── Supplied data ──
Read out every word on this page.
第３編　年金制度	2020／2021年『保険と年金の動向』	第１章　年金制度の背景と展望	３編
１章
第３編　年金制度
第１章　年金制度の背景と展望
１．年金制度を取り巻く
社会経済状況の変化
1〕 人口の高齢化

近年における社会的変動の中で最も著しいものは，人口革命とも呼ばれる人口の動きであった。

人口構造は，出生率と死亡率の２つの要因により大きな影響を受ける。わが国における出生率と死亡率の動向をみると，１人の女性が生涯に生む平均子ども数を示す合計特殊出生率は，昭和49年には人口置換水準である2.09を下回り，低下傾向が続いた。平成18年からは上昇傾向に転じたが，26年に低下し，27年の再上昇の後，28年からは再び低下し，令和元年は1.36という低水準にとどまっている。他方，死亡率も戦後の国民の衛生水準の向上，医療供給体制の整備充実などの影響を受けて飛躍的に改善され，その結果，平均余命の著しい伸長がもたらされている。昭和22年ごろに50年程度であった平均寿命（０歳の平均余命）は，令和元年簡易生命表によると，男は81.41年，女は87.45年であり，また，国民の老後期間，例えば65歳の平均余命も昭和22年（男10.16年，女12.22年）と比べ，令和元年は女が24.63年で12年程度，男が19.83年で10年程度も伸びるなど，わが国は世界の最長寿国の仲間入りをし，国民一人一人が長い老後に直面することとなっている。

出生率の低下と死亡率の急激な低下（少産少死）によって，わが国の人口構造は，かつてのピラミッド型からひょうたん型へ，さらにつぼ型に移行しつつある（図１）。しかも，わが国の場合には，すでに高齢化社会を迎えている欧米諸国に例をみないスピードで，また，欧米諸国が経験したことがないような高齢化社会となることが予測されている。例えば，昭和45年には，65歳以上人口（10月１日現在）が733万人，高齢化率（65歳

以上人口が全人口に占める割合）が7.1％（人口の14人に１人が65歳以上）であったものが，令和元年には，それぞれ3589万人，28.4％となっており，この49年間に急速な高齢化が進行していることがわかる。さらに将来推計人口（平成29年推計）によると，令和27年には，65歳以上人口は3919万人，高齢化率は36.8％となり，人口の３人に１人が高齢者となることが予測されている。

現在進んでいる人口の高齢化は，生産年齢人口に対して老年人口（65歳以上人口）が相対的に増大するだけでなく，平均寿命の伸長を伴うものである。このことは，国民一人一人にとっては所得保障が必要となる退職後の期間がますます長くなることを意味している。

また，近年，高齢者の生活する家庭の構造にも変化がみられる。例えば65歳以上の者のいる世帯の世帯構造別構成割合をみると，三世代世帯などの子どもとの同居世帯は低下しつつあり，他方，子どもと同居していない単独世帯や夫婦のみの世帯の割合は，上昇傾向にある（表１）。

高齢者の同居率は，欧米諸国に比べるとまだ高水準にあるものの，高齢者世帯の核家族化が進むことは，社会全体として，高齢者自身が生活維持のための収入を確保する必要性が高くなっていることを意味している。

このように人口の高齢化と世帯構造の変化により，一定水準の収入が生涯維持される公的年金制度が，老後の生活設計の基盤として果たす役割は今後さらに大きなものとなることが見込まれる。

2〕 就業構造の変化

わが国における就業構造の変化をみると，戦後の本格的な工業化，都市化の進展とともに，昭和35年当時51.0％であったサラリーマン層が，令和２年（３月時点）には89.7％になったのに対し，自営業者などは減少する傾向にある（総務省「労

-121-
───
Aim: Quote every line of the data, word for word.

Solution:
Read out every word on this page.
第３編　年金制度	2020／2021年『保険と年金の動向』	第１章　年金制度の背景と展望	３編
１章
第３編　年金制度
第１章　年金制度の背景と展望
１．年金制度を取り巻く
社会経済状況の変化
1〕 人口の高齢化

近年における社会的変動の中で最も著しいものは，人口革命とも呼ばれる人口の動きであった。

人口構造は，出生率と死亡率の２つの要因により大きな影響を受ける。わが国における出生率と死亡率の動向をみると，１人の女性が生涯に生む平均子ども数を示す合計特殊出生率は，昭和49年には人口置換水準である2.09を下回り，低下傾向が続いた。平成18年からは上昇傾向に転じたが，26年に低下し，27年の再上昇の後，28年からは再び低下し，令和元年は1.36という低水準にとどまっている。他方，死亡率も戦後の国民の衛生水準の向上，医療供給体制の整備充実などの影響を受けて飛躍的に改善され，その結果，平均余命の著しい伸長がもたらされている。昭和22年ごろに50年程度であった平均寿命（０歳の平均余命）は，令和元年簡易生命表によると，男は81.41年，女は87.45年であり，また，国民の老後期間，例えば65歳の平均余命も昭和22年（男10.16年，女12.22年）と比べ，令和元年は女が24.63年で12年程度，男が19.83年で10年程度も伸びるなど，わが国は世界の最長寿国の仲間入りをし，国民一人一人が長い老後に直面することとなっている。

出生率の低下と死亡率の急激な低下（少産少死）によって，わが国の人口構造は，かつてのピラミッド型からひょうたん型へ，さらにつぼ型に移行しつつある（図１）。しかも，わが国の場合には，すでに高齢化社会を迎えている欧米諸国に例をみないスピードで，また，欧米諸国が経験したことがないような高齢化社会となることが予測されている。例えば，昭和45年には，65歳以上人口（10月１日現在）が733万人，高齢化率（65歳

以上人口が全人口に占める割合）が7.1％（人口の14人に１人が65歳以上）であったものが，令和元年には，それぞれ3589万人，28.4％となっており，この49年間に急速な高齢化が進行していることがわかる。さらに将来推計人口（平成29年推計）によると，令和27年には，65歳以上人口は3919万人，高齢化率は36.8％となり，人口の３人に１人が高齢者となることが予測されている。

現在進んでいる人口の高齢化は，生産年齢人口に対して老年人口（65歳以上人口）が相対的に増大するだけでなく，平均寿命の伸長を伴うものである。このことは，国民一人一人にとっては所得保障が必要となる退職後の期間がますます長くなることを意味している。

また，近年，高齢者の生活する家庭の構造にも変化がみられる。例えば65歳以上の者のいる世帯の世帯構造別構成割合をみると，三世代世帯などの子どもとの同居世帯は低下しつつあり，他方，子どもと同居していない単独世帯や夫婦のみの世帯の割合は，上昇傾向にある（表１）。

高齢者の同居率は，欧米諸国に比べるとまだ高水準にあるものの，高齢者世帯の核家族化が進むことは，社会全体として，高齢者自身が生活維持のための収入を確保する必要性が高くなっていることを意味している。

このように人口の高齢化と世帯構造の変化により，一定水準の収入が生涯維持される公的年金制度が，老後の生活設計の基盤として果たす役割は今後さらに大きなものとなることが見込まれる。

2〕 就業構造の変化

わが国における就業構造の変化をみると，戦後の本格的な工業化，都市化の進展とともに，昭和35年当時51.0％であったサラリーマン層が，令和２年（３月時点）には89.7％になったのに対し，自営業者などは減少する傾向にある（総務省「労

-121-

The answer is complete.